Collected data
* start *
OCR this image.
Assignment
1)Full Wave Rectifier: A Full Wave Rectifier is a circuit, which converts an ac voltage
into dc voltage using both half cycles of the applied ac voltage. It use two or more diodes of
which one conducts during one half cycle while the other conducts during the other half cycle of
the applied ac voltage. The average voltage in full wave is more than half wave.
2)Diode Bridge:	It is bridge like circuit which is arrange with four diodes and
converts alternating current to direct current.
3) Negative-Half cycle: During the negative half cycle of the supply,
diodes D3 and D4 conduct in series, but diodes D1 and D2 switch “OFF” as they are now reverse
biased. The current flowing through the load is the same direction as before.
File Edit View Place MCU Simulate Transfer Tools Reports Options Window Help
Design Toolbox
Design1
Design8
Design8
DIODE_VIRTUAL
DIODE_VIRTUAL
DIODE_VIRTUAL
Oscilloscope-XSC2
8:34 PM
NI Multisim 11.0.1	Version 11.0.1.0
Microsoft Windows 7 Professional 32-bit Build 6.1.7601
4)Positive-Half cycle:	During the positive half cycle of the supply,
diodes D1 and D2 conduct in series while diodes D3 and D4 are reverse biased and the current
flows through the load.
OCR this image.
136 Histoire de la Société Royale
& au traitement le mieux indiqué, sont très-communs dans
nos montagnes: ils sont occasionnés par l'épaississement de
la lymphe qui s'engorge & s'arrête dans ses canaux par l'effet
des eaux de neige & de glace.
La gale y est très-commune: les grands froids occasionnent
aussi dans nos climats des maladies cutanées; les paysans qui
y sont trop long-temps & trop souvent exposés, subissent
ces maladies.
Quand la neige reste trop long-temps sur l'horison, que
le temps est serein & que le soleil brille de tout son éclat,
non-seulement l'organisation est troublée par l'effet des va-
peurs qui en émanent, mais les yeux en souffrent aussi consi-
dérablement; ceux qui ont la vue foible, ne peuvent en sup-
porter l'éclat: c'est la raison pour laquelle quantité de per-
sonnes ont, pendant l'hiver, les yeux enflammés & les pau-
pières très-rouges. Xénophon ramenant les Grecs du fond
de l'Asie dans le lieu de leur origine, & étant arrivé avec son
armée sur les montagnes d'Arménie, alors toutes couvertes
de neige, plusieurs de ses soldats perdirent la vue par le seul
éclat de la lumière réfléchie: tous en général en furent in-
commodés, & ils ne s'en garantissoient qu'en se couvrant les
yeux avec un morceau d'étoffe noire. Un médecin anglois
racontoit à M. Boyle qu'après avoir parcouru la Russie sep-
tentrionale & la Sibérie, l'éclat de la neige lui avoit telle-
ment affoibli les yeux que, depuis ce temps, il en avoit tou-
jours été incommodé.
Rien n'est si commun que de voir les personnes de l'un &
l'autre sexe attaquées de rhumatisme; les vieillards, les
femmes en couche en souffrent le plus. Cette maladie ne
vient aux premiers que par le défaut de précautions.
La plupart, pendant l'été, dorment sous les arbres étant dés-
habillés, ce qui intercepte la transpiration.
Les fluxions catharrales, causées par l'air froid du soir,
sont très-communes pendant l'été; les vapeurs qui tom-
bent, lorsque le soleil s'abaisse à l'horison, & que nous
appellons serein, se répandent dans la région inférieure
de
* end *
Written task:
Go through the listing above and return every line where the word "maladies" occurs.

Reply to the task:
aussi dans nos climats des maladies cutanées; les paysans qui
ces maladies.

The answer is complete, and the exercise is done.